Material provided section start

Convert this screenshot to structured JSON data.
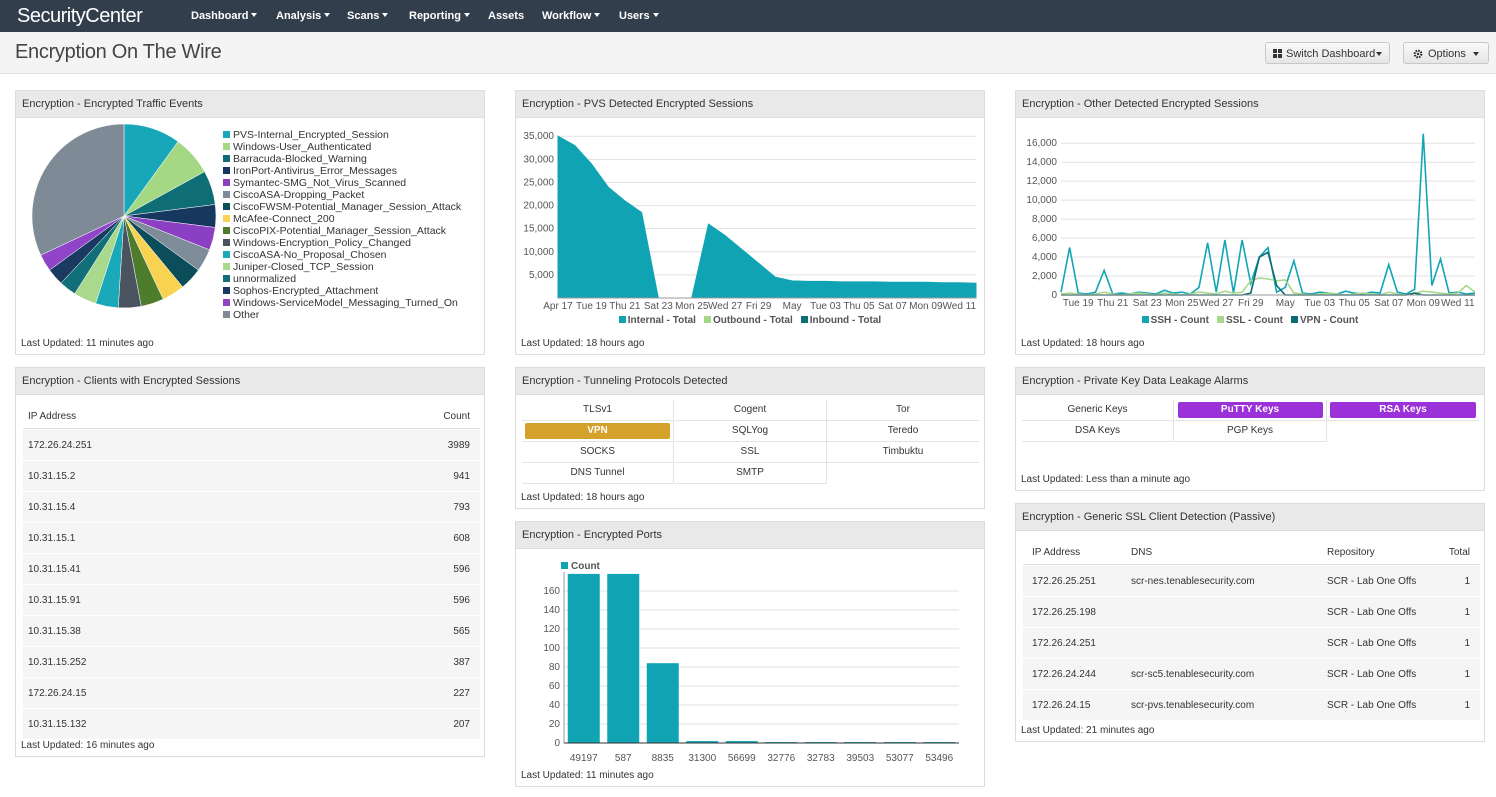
{
  "header": {
    "brand": "SecurityCenter",
    "nav": [
      "Dashboard",
      "Analysis",
      "Scans",
      "Reporting",
      "Assets",
      "Workflow",
      "Users"
    ]
  },
  "page": {
    "title": "Encryption On The Wire",
    "buttons": [
      "Switch Dashboard",
      "Options"
    ]
  },
  "widgets": {
    "traffic": {
      "title": "Encryption - Encrypted Traffic Events",
      "updated": "Last Updated: 11 minutes ago",
      "chart": {
        "type": "pie",
        "categories": [
          "PVS-Internal_Encrypted_Session",
          "Windows-User_Authenticated",
          "Barracuda-Blocked_Warning",
          "IronPort-Antivirus_Error_Messages",
          "Symantec-SMG_Not_Virus_Scanned",
          "CiscoASA-Dropping_Packet",
          "CiscoFWSM-Potential_Manager_Session_Attack",
          "McAfee-Connect_200",
          "CiscoPIX-Potential_Manager_Session_Attack",
          "Windows-Encryption_Policy_Changed",
          "CiscoASA-No_Proposal_Chosen",
          "Juniper-Closed_TCP_Session",
          "unnormalized",
          "Sophos-Encrypted_Attachment",
          "Windows-ServiceModel_Messaging_Turned_On",
          "Other"
        ],
        "values": [
          10,
          7,
          6,
          4,
          4,
          4,
          4,
          4,
          4,
          4,
          4,
          4,
          3,
          3,
          3,
          32
        ],
        "colors": [
          "#17a7b8",
          "#a4d884",
          "#0f6d76",
          "#16385f",
          "#8b3fc2",
          "#7e8b98",
          "#0b4e5a",
          "#f8d251",
          "#4d7c2c",
          "#4a5360",
          "#1aa9b9",
          "#a9d98c",
          "#116f78",
          "#1b3a62",
          "#9045c9",
          "#7f8a97"
        ]
      }
    },
    "pvs": {
      "title": "Encryption - PVS Detected Encrypted Sessions",
      "updated": "Last Updated: 18 hours ago",
      "chart": {
        "type": "area",
        "categories": [
          "Apr 17",
          null,
          "Tue 19",
          null,
          "Thu 21",
          null,
          "Sat 23",
          null,
          "Mon 25",
          null,
          "Wed 27",
          null,
          "Fri 29",
          null,
          "May",
          null,
          "Tue 03",
          null,
          "Thu 05",
          null,
          "Sat 07",
          null,
          "Mon 09",
          null,
          "Wed 11",
          null
        ],
        "series": [
          {
            "name": "Internal - Total",
            "color": "#10a3b3",
            "values": [
              35000,
              33000,
              29000,
              24000,
              21000,
              18500,
              0,
              0,
              0,
              16000,
              13500,
              10500,
              7500,
              4500,
              3700,
              3600,
              3600,
              3500,
              3500,
              3500,
              3400,
              3400,
              3400,
              3300,
              3300,
              3200
            ]
          },
          {
            "name": "Outbound - Total",
            "color": "#a4d884",
            "values": [
              0,
              0,
              0,
              0,
              0,
              0,
              0,
              0,
              0,
              0,
              0,
              0,
              0,
              0,
              0,
              0,
              0,
              0,
              0,
              0,
              0,
              0,
              0,
              0,
              0,
              0
            ]
          },
          {
            "name": "Inbound - Total",
            "color": "#0f6d76",
            "values": [
              0,
              0,
              0,
              0,
              0,
              0,
              0,
              0,
              0,
              0,
              0,
              0,
              0,
              0,
              0,
              0,
              0,
              0,
              0,
              0,
              0,
              0,
              0,
              0,
              0,
              0
            ]
          }
        ],
        "ylim": [
          0,
          37000
        ],
        "yticks": [
          {
            "value": 5000,
            "label": "5,000"
          },
          {
            "value": 10000,
            "label": "10,000"
          },
          {
            "value": 15000,
            "label": "15,000"
          },
          {
            "value": 20000,
            "label": "20,000"
          },
          {
            "value": 25000,
            "label": "25,000"
          },
          {
            "value": 30000,
            "label": "30,000"
          },
          {
            "value": 35000,
            "label": "35,000"
          }
        ],
        "grid": true
      }
    },
    "other": {
      "title": "Encryption - Other Detected Encrypted Sessions",
      "updated": "Last Updated: 18 hours ago",
      "chart": {
        "type": "line",
        "categories": [
          null,
          null,
          "Tue 19",
          null,
          null,
          null,
          "Thu 21",
          null,
          null,
          null,
          "Sat 23",
          null,
          null,
          null,
          "Mon 25",
          null,
          null,
          null,
          "Wed 27",
          null,
          null,
          null,
          "Fri 29",
          null,
          null,
          null,
          "May",
          null,
          null,
          null,
          "Tue 03",
          null,
          null,
          null,
          "Thu 05",
          null,
          null,
          null,
          "Sat 07",
          null,
          null,
          null,
          "Mon 09",
          null,
          null,
          null,
          "Wed 11",
          null,
          null
        ],
        "series": [
          {
            "name": "SSH - Count",
            "color": "#12a5b5",
            "values": [
              300,
              5000,
              200,
              100,
              300,
              2600,
              100,
              200,
              100,
              300,
              200,
              100,
              500,
              200,
              300,
              100,
              800,
              5500,
              300,
              5800,
              200,
              5800,
              1200,
              4000,
              5000,
              300,
              800,
              3600,
              200,
              100,
              300,
              200,
              100,
              400,
              200,
              100,
              300,
              200,
              3200,
              300,
              100,
              600,
              17000,
              1000,
              3800,
              200,
              300,
              100,
              200
            ]
          },
          {
            "name": "SSL - Count",
            "color": "#a6d98b",
            "values": [
              100,
              200,
              100,
              0,
              100,
              300,
              100,
              0,
              100,
              200,
              100,
              0,
              200,
              100,
              0,
              100,
              300,
              200,
              100,
              400,
              200,
              300,
              1500,
              1800,
              1700,
              1500,
              1600,
              200,
              100,
              0,
              100,
              200,
              100,
              0,
              100,
              200,
              100,
              0,
              300,
              100,
              0,
              200,
              400,
              300,
              200,
              100,
              200,
              1000,
              300
            ]
          },
          {
            "name": "VPN - Count",
            "color": "#0d6b72",
            "values": [
              0,
              0,
              0,
              0,
              0,
              0,
              0,
              0,
              0,
              0,
              0,
              0,
              0,
              0,
              0,
              0,
              0,
              0,
              0,
              0,
              0,
              0,
              200,
              4000,
              4500,
              1000,
              0,
              0,
              0,
              0,
              0,
              0,
              0,
              0,
              0,
              0,
              0,
              0,
              0,
              0,
              0,
              200,
              0,
              0,
              0,
              0,
              0,
              0,
              0
            ]
          }
        ],
        "ylim": [
          0,
          17500
        ],
        "yticks": [
          0,
          {
            "value": 2000,
            "label": "2,000"
          },
          {
            "value": 4000,
            "label": "4,000"
          },
          {
            "value": 6000,
            "label": "6,000"
          },
          {
            "value": 8000,
            "label": "8,000"
          },
          {
            "value": 10000,
            "label": "10,000"
          },
          {
            "value": 12000,
            "label": "12,000"
          },
          {
            "value": 14000,
            "label": "14,000"
          },
          {
            "value": 16000,
            "label": "16,000"
          }
        ],
        "grid": true
      }
    },
    "clients": {
      "title": "Encryption - Clients with Encrypted Sessions",
      "updated": "Last Updated: 16 minutes ago",
      "table": {
        "columns": [
          "IP Address",
          "Count"
        ],
        "rows": [
          [
            "172.26.24.251",
            3989
          ],
          [
            "10.31.15.2",
            941
          ],
          [
            "10.31.15.4",
            793
          ],
          [
            "10.31.15.1",
            608
          ],
          [
            "10.31.15.41",
            596
          ],
          [
            "10.31.15.91",
            596
          ],
          [
            "10.31.15.38",
            565
          ],
          [
            "10.31.15.252",
            387
          ],
          [
            "172.26.24.15",
            227
          ],
          [
            "10.31.15.132",
            207
          ]
        ]
      }
    },
    "tunneling": {
      "title": "Encryption - Tunneling Protocols Detected",
      "updated": "Last Updated: 18 hours ago",
      "grid": [
        [
          {
            "label": "TLSv1"
          },
          {
            "label": "Cogent"
          },
          {
            "label": "Tor"
          }
        ],
        [
          {
            "label": "VPN",
            "color": "#d4a12a"
          },
          {
            "label": "SQLYog"
          },
          {
            "label": "Teredo"
          }
        ],
        [
          {
            "label": "SOCKS"
          },
          {
            "label": "SSL"
          },
          {
            "label": "Timbuktu"
          }
        ],
        [
          {
            "label": "DNS Tunnel"
          },
          {
            "label": "SMTP"
          }
        ]
      ]
    },
    "ports": {
      "title": "Encryption - Encrypted Ports",
      "updated": "Last Updated: 11 minutes ago",
      "chart": {
        "type": "bar",
        "categories": [
          "49197",
          "587",
          "8835",
          "31300",
          "56699",
          "32776",
          "32783",
          "39503",
          "53077",
          "53496"
        ],
        "series": [
          {
            "name": "Count",
            "color": "#0fa3b4",
            "values": [
              178,
              178,
              84,
              2,
              2,
              1,
              1,
              1,
              1,
              1
            ]
          }
        ],
        "ylim": [
          0,
          180
        ],
        "yticks": [
          0,
          20,
          40,
          60,
          80,
          100,
          120,
          140,
          160
        ],
        "grid": true
      }
    },
    "keys": {
      "title": "Encryption - Private Key Data Leakage Alarms",
      "updated": "Last Updated: Less than a minute ago",
      "grid": [
        [
          {
            "label": "Generic Keys"
          },
          {
            "label": "PuTTY Keys",
            "color": "#9b31d8"
          },
          {
            "label": "RSA Keys",
            "color": "#9b31d8"
          }
        ],
        [
          {
            "label": "DSA Keys"
          },
          {
            "label": "PGP Keys"
          }
        ]
      ]
    },
    "ssl": {
      "title": "Encryption - Generic SSL Client Detection (Passive)",
      "updated": "Last Updated: 21 minutes ago",
      "table": {
        "columns": [
          "IP Address",
          "DNS",
          "Repository",
          "Total"
        ],
        "rows": [
          [
            "172.26.25.251",
            "scr-nes.tenablesecurity.com",
            "SCR - Lab One Offs",
            1
          ],
          [
            "172.26.25.198",
            null,
            "SCR - Lab One Offs",
            1
          ],
          [
            "172.26.24.251",
            null,
            "SCR - Lab One Offs",
            1
          ],
          [
            "172.26.24.244",
            "scr-sc5.tenablesecurity.com",
            "SCR - Lab One Offs",
            1
          ],
          [
            "172.26.24.15",
            "scr-pvs.tenablesecurity.com",
            "SCR - Lab One Offs",
            1
          ]
        ]
      }
    }
  }
}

Material provided section end

◆ The task ◆
All lines in the records with the string "Total" should be copied out.

◆ Your solution ◆
            "name": "Internal - Total",
            "name": "Outbound - Total",
            "name": "Inbound - Total",
          "Total"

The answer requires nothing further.